Des médicaments fabriqués au Congo peuvent-ils remplacer les molécules importées ? Le gouvernement de Kinshasa assure que oui et veut promouvoir l'industrie de RDC en obligeant hôpitaux, pharmacies et ONG à acheter localement certains produits, ce qui inquiète des professionnels de la santé.
"Ce n'est pas facile de faire du business au Congo", constate Joss Ilunga Dijimba, 52 ans, qui se bat pour faire tourner son entreprise pharmaceutique, Pharmagros, installée dans la banlieue de la capitale de la République démocratique du Congo.
La société, qui emploie environ 40 personnes, a survécu tant bien que mal aux pillages massifs des années 90, dit-il. Mais il y a aussi les impôts, les taxes douanières, la difficulté d'embaucher du personnel qualifié...
"L'idée de promouvoir l’industrie locale, c'est une bonne chose", se félicite donc l'entrepreneur, diplômé de l'Université du Texas, en assurant que plusieurs sociétés congolaises, dont la sienne, sont d'un très bon niveau.

> Consigne 1
Relevez toutes les difficultés que Pharmagros a dû affronter selon l'article sur les médicaments fabriqués au Congo.
> Consigne 2
Indiquez si chacune des affirmations suivantes concorde avec l'article sur les médicaments fabriqués au Congo, en répondant par oui ou par non et en citant les mots de l'article qui tranchent.
(a) Pharmagros emploie environ 40 personnes.
(b) Joss Ilunga Dijimba est diplômé de l'Université de Kinshasa.
(c) Le gouvernement veut obliger les hôpitaux à acheter localement certains produits.
> Consigne 3
Rédigez la suite de l'article sur les médicaments fabriqués au Congo, après son dernier paragraphe.

> Données fournies
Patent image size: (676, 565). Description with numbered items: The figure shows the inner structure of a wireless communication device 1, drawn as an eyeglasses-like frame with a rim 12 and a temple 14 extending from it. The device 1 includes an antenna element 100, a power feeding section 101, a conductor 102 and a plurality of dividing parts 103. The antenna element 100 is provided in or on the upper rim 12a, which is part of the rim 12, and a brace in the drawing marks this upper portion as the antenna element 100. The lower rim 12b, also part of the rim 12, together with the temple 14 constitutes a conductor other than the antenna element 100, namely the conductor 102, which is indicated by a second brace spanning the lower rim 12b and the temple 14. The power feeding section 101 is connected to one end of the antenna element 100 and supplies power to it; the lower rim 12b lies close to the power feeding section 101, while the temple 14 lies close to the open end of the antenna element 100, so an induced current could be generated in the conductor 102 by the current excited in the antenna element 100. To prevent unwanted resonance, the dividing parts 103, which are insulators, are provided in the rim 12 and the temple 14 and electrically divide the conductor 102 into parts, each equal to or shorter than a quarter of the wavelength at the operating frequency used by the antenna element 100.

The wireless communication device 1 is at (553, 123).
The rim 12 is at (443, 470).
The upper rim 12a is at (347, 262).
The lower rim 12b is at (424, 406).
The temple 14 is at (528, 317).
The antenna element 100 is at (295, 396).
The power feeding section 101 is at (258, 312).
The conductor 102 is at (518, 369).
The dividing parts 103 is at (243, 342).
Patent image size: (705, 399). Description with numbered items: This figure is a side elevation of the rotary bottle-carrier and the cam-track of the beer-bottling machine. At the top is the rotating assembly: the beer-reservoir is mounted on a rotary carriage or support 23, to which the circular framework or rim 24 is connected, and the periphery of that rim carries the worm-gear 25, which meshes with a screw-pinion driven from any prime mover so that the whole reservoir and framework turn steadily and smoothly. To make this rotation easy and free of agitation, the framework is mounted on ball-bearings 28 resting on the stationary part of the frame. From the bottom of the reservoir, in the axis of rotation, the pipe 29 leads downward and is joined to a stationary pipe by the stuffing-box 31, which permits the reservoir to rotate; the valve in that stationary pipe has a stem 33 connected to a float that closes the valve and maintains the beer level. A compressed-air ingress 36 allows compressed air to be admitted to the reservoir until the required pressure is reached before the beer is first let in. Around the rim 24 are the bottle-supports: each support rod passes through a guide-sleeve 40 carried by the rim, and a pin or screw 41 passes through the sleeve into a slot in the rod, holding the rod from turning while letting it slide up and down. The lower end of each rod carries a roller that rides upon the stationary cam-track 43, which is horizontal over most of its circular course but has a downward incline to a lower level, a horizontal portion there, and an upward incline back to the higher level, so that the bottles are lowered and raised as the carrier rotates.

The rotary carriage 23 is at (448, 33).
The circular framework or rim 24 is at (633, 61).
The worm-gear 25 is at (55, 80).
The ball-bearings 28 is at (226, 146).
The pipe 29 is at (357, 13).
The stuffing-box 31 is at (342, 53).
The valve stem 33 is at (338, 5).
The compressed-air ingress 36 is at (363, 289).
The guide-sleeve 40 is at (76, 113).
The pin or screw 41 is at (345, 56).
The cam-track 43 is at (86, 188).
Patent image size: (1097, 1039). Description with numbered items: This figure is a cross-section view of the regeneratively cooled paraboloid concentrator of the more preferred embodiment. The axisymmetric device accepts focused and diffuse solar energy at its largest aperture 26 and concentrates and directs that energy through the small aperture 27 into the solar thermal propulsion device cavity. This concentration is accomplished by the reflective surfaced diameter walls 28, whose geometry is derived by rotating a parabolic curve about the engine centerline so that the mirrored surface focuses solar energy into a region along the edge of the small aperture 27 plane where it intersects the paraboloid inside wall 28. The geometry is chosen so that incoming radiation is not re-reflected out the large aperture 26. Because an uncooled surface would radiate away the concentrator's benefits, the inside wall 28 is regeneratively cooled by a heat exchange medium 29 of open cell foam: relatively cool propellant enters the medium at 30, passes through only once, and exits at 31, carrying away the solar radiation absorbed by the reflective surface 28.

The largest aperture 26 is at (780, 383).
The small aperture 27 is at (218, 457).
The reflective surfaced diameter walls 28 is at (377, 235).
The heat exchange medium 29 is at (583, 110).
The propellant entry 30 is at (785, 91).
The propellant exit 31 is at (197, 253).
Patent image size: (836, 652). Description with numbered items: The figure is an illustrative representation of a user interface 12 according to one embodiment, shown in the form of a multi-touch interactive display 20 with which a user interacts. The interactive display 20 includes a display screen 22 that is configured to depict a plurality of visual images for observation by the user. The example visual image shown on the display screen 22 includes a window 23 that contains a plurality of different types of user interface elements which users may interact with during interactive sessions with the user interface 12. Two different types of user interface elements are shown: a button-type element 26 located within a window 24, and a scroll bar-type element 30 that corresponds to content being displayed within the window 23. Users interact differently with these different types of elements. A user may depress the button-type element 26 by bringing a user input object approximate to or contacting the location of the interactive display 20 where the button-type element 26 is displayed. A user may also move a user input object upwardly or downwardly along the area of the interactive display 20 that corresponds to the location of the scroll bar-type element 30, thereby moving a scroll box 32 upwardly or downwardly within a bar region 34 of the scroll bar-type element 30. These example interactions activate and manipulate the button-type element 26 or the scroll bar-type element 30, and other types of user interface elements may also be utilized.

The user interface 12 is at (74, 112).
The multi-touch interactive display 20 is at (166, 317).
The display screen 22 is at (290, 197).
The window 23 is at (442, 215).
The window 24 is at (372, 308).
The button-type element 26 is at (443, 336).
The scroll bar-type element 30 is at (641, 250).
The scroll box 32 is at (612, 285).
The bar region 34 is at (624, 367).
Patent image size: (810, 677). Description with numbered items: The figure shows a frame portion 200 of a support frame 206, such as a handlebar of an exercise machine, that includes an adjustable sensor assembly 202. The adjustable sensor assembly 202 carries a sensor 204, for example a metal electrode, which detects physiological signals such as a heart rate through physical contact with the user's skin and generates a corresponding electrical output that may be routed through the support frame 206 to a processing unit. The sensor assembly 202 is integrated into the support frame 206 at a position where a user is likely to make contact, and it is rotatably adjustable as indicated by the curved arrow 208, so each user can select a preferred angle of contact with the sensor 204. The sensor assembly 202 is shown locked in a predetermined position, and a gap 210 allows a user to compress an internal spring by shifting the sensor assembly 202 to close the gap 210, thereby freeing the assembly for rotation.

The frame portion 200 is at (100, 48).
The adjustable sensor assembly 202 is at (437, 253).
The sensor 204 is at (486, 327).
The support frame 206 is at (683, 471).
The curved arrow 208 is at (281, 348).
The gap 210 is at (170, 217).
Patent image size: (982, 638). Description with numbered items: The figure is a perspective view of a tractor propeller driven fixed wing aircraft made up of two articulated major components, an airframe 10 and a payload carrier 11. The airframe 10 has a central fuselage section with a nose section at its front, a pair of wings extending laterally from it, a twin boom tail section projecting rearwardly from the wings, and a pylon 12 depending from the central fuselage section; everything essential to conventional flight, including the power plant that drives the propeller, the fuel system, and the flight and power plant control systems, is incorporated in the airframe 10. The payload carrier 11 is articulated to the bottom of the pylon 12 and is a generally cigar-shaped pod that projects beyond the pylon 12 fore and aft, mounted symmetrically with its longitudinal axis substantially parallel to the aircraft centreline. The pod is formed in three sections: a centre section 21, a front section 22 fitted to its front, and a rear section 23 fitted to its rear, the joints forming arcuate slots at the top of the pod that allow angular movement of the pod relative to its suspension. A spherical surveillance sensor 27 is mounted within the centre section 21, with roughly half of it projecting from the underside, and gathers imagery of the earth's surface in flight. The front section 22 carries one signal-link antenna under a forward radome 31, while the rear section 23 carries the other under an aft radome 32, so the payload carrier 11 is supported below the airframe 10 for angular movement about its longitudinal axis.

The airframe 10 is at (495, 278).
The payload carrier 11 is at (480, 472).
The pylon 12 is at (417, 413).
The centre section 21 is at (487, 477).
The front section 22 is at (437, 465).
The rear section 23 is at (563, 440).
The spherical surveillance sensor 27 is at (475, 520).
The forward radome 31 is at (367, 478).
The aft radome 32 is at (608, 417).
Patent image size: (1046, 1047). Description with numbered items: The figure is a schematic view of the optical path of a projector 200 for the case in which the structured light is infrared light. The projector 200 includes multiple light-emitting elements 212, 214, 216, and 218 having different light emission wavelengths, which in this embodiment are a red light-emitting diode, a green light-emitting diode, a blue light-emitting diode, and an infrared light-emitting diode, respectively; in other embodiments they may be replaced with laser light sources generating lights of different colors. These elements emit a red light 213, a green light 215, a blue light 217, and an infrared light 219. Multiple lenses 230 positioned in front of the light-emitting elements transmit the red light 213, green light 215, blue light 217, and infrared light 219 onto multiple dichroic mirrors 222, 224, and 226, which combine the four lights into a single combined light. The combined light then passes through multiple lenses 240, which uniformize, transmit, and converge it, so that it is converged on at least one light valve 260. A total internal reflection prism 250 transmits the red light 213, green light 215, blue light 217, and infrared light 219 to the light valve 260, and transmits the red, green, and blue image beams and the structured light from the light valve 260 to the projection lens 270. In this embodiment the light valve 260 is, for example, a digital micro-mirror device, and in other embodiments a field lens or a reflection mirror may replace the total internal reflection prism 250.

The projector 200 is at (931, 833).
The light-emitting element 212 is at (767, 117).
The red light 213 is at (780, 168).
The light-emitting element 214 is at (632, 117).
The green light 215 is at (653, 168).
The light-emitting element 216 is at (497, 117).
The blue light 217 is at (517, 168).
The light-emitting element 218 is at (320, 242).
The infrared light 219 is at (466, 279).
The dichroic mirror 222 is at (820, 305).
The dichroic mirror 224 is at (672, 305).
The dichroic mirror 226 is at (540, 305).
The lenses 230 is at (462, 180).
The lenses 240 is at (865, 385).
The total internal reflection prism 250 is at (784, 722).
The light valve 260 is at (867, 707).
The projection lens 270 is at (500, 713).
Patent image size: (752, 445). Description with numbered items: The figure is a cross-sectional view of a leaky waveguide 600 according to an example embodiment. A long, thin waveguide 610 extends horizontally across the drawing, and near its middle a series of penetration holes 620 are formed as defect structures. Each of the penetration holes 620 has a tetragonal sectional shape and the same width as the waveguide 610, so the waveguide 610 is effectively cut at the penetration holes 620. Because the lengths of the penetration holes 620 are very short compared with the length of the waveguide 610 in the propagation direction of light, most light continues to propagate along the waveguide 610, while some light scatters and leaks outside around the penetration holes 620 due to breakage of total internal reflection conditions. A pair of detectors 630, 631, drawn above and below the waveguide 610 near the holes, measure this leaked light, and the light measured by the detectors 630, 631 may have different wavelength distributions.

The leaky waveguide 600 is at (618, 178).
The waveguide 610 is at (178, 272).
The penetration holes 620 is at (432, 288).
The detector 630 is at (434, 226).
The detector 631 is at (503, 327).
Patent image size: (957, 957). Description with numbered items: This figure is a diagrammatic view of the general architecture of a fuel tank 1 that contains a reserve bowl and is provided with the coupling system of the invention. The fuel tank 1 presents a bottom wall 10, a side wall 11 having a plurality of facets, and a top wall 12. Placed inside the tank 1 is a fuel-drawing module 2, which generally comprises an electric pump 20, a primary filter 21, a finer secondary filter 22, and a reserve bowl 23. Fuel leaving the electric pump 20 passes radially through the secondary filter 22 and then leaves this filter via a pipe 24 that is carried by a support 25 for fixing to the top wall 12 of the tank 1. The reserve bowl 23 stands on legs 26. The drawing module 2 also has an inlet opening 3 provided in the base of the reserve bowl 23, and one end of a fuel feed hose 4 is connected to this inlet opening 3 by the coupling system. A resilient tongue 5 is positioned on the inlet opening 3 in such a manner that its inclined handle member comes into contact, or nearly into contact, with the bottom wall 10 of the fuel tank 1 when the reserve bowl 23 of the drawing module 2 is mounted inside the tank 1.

> Zone de réponse 1
- les pillages massifs des années 90
- les impôts
- les taxes douanières
- la difficulté d'embaucher du personnel qualifié

> Zone de réponse 2
(a) Oui : « qui emploie environ 40 personnes ».
(b) Non : « diplômé de l'Université du Texas ».
(c) Oui : « en obligeant hôpitaux, pharmacies et ONG à acheter localement certains produits ».

> Zone de réponse 3
Dans les locaux climatisés de Pharmagros, derrière des murs surmontés de barbelés, des hommes portant charlottes et blouses blanches s'activent à la production de médicaments génériques, dont du paracétamol, qui seront livrés dans tout le pays.
Près des trois quarts des quelque 90 millions d'habitants de RDC vivent sous le seuil de pauvreté et, malgré un très fort potentiel minier, hydraulique et agricole, la plupart des produits consommés dans le pays sont importés.
Le gouvernement congolais a défini 35 médicaments, dont le paracétamol, que les infrastructures de santé devront se procurer localement. Cette règle a été édictée en fin d'année dernière mais, devant les oppositions et les difficultés de mise en œuvre, reste pour l'instant soumise à un moratoire.
Ces médicaments peuvent être fabriqués et achetés en RDC, affirme Donatien Kabamb Kabey, directeur des pharmacies au ministère de la Santé. Le gouvernement veut stimuler la production locale sans pour autant interdire les importations, dit-il.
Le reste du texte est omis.